» **Exercise details**: Could you print all the entries exactly?

» **Supplied data**:
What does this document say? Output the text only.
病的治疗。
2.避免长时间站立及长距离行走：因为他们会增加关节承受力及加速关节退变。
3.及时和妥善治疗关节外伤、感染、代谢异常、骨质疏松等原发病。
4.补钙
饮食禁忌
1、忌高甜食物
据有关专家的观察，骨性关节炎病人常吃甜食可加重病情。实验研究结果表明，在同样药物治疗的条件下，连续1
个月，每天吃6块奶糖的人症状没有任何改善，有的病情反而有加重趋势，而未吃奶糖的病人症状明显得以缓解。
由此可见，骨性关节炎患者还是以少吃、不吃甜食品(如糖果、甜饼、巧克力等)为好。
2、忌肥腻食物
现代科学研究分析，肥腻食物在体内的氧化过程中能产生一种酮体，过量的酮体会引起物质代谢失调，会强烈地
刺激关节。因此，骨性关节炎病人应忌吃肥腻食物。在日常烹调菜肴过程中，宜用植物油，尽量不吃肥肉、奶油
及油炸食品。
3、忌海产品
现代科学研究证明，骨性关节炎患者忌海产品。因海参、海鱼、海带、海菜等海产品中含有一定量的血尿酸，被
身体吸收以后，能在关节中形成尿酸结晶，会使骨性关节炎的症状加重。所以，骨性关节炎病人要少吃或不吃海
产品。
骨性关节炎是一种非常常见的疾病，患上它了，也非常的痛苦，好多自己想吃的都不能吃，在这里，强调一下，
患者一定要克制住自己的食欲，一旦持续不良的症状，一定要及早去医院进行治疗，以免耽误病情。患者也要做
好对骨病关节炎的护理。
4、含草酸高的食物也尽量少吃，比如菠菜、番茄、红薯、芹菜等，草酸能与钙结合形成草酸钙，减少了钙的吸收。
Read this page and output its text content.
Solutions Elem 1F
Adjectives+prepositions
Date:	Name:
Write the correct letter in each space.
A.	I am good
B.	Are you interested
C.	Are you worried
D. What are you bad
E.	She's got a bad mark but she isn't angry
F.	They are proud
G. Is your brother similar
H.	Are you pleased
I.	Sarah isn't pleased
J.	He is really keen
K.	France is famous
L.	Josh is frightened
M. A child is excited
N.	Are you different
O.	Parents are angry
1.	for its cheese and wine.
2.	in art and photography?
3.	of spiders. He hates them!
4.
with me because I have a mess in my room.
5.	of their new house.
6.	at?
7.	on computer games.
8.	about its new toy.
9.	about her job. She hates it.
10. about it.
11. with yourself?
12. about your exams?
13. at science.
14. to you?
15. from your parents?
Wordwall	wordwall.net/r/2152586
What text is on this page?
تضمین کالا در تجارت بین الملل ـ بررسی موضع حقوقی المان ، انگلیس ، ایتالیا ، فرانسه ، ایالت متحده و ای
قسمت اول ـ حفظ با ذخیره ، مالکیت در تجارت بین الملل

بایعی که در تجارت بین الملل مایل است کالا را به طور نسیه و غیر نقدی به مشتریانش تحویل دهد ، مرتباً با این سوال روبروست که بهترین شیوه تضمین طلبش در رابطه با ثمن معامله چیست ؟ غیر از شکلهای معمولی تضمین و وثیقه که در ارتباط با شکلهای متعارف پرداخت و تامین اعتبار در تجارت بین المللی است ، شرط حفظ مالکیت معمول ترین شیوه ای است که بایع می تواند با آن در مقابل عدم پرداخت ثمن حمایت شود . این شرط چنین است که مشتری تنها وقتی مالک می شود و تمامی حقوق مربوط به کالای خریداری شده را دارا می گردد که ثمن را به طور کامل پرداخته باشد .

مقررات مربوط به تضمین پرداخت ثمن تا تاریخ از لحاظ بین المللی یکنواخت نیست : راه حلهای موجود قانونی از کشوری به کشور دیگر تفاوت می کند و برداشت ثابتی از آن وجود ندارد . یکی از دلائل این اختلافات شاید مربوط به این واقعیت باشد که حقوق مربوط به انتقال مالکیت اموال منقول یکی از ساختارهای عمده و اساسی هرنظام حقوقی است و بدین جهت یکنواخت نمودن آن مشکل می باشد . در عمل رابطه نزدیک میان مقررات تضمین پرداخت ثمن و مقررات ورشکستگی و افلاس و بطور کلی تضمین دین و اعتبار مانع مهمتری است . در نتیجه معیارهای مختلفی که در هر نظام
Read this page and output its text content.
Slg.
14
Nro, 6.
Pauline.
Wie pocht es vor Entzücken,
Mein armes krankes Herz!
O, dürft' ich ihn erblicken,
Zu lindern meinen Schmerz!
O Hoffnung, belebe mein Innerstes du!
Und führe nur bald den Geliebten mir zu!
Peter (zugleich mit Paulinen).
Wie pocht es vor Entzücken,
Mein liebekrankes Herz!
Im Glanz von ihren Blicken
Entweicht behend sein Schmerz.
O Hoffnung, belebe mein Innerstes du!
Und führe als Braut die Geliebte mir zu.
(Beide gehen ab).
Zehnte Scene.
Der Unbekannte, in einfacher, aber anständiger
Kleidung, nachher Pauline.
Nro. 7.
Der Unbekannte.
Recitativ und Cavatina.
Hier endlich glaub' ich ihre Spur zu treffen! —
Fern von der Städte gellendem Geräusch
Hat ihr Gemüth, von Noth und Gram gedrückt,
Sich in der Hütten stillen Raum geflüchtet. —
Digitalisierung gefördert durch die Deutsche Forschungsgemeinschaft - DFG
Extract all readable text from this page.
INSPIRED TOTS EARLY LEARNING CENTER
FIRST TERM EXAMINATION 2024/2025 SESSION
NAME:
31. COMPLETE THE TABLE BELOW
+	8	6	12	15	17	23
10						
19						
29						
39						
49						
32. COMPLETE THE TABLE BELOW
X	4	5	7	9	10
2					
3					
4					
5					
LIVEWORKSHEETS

» **Correct response**:
What does this document say? Output the text only.
病的治疗。
2.避免长时间站立及长距离行走：因为他们会增加关节承受力及加速关节退变。
3.及时和妥善治疗关节外伤、感染、代谢异常、骨质疏松等原发病。
4.补钙
饮食禁忌
1、忌高甜食物
据有关专家的观察，骨性关节炎病人常吃甜食可加重病情。实验研究结果表明，在同样药物治疗的条件下，连续1
个月，每天吃6块奶糖的人症状没有任何改善，有的病情反而有加重趋势，而未吃奶糖的病人症状明显得以缓解。
由此可见，骨性关节炎患者还是以少吃、不吃甜食品(如糖果、甜饼、巧克力等)为好。
2、忌肥腻食物
现代科学研究分析，肥腻食物在体内的氧化过程中能产生一种酮体，过量的酮体会引起物质代谢失调，会强烈地
刺激关节。因此，骨性关节炎病人应忌吃肥腻食物。在日常烹调菜肴过程中，宜用植物油，尽量不吃肥肉、奶油
及油炸食品。
3、忌海产品
现代科学研究证明，骨性关节炎患者忌海产品。因海参、海鱼、海带、海菜等海产品中含有一定量的血尿酸，被
身体吸收以后，能在关节中形成尿酸结晶，会使骨性关节炎的症状加重。所以，骨性关节炎病人要少吃或不吃海
产品。
骨性关节炎是一种非常常见的疾病，患上它了，也非常的痛苦，好多自己想吃的都不能吃，在这里，强调一下，
患者一定要克制住自己的食欲，一旦持续不良的症状，一定要及早去医院进行治疗，以免耽误病情。患者也要做
好对骨病关节炎的护理。
4、含草酸高的食物也尽量少吃，比如菠菜、番茄、红薯、芹菜等，草酸能与钙结合形成草酸钙，减少了钙的吸收。
Read this page and output its text content.
Solutions Elem 1F
Adjectives+prepositions
Date:	Name:
Write the correct letter in each space.
A.	I am good
B.	Are you interested
C.	Are you worried
D. What are you bad
E.	She's got a bad mark but she isn't angry
F.	They are proud
G. Is your brother similar
H.	Are you pleased
I.	Sarah isn't pleased
J.	He is really keen
K.	France is famous
L.	Josh is frightened
M. A child is excited
N.	Are you different
O.	Parents are angry
1.	for its cheese and wine.
2.	in art and photography?
3.	of spiders. He hates them!
4.
with me because I have a mess in my room.
5.	of their new house.
6.	at?
7.	on computer games.
8.	about its new toy.
9.	about her job. She hates it.
10. about it.
11. with yourself?
12. about your exams?
13. at science.
14. to you?
15. from your parents?
Wordwall	wordwall.net/r/2152586
What text is on this page?
تضمین کالا در تجارت بین الملل ـ بررسی موضع حقوقی المان ، انگلیس ، ایتالیا ، فرانسه ، ایالت متحده و ای
قسمت اول ـ حفظ با ذخیره ، مالکیت در تجارت بین الملل

بایعی که در تجارت بین الملل مایل است کالا را به طور نسیه و غیر نقدی به مشتریانش تحویل دهد ، مرتباً با این سوال روبروست که بهترین شیوه تضمین طلبش در رابطه با ثمن معامله چیست ؟ غیر از شکلهای معمولی تضمین و وثیقه که در ارتباط با شکلهای متعارف پرداخت و تامین اعتبار در تجارت بین المللی است ، شرط حفظ مالکیت معمول ترین شیوه ای است که بایع می تواند با آن در مقابل عدم پرداخت ثمن حمایت شود . این شرط چنین است که مشتری تنها وقتی مالک می شود و تمامی حقوق مربوط به کالای خریداری شده را دارا می گردد که ثمن را به طور کامل پرداخته باشد .

مقررات مربوط به تضمین پرداخت ثمن تا تاریخ از لحاظ بین المللی یکنواخت نیست : راه حلهای موجود قانونی از کشوری به کشور دیگر تفاوت می کند و برداشت ثابتی از آن وجود ندارد . یکی از دلائل این اختلافات شاید مربوط به این واقعیت باشد که حقوق مربوط به انتقال مالکیت اموال منقول یکی از ساختارهای عمده و اساسی هرنظام حقوقی است و بدین جهت یکنواخت نمودن آن مشکل می باشد . در عمل رابطه نزدیک میان مقررات تضمین پرداخت ثمن و مقررات ورشکستگی و افلاس و بطور کلی تضمین دین و اعتبار مانع مهمتری است . در نتیجه معیارهای مختلفی که در هر نظام
Read this page and output its text content.
Slg.
14
Nro, 6.
Pauline.
Wie pocht es vor Entzücken,
Mein armes krankes Herz!
O, dürft' ich ihn erblicken,
Zu lindern meinen Schmerz!
O Hoffnung, belebe mein Innerstes du!
Und führe nur bald den Geliebten mir zu!
Peter (zugleich mit Paulinen).
Wie pocht es vor Entzücken,
Mein liebekrankes Herz!
Im Glanz von ihren Blicken
Entweicht behend sein Schmerz.
O Hoffnung, belebe mein Innerstes du!
Und führe als Braut die Geliebte mir zu.
(Beide gehen ab).
Zehnte Scene.
Der Unbekannte, in einfacher, aber anständiger
Kleidung, nachher Pauline.
Nro. 7.
Der Unbekannte.
Recitativ und Cavatina.
Hier endlich glaub' ich ihre Spur zu treffen! —
Fern von der Städte gellendem Geräusch
Hat ihr Gemüth, von Noth und Gram gedrückt,
Sich in der Hütten stillen Raum geflüchtet. —
Digitalisierung gefördert durch die Deutsche Forschungsgemeinschaft - DFG
Extract all readable text from this page.
INSPIRED TOTS EARLY LEARNING CENTER
FIRST TERM EXAMINATION 2024/2025 SESSION
NAME:
31. COMPLETE THE TABLE BELOW
+	8	6	12	15	17	23
10						
19						
29						
39						
49						
32. COMPLETE THE TABLE BELOW
X	4	5	7	9	10
2					
3					
4					
5					
LIVEWORKSHEETS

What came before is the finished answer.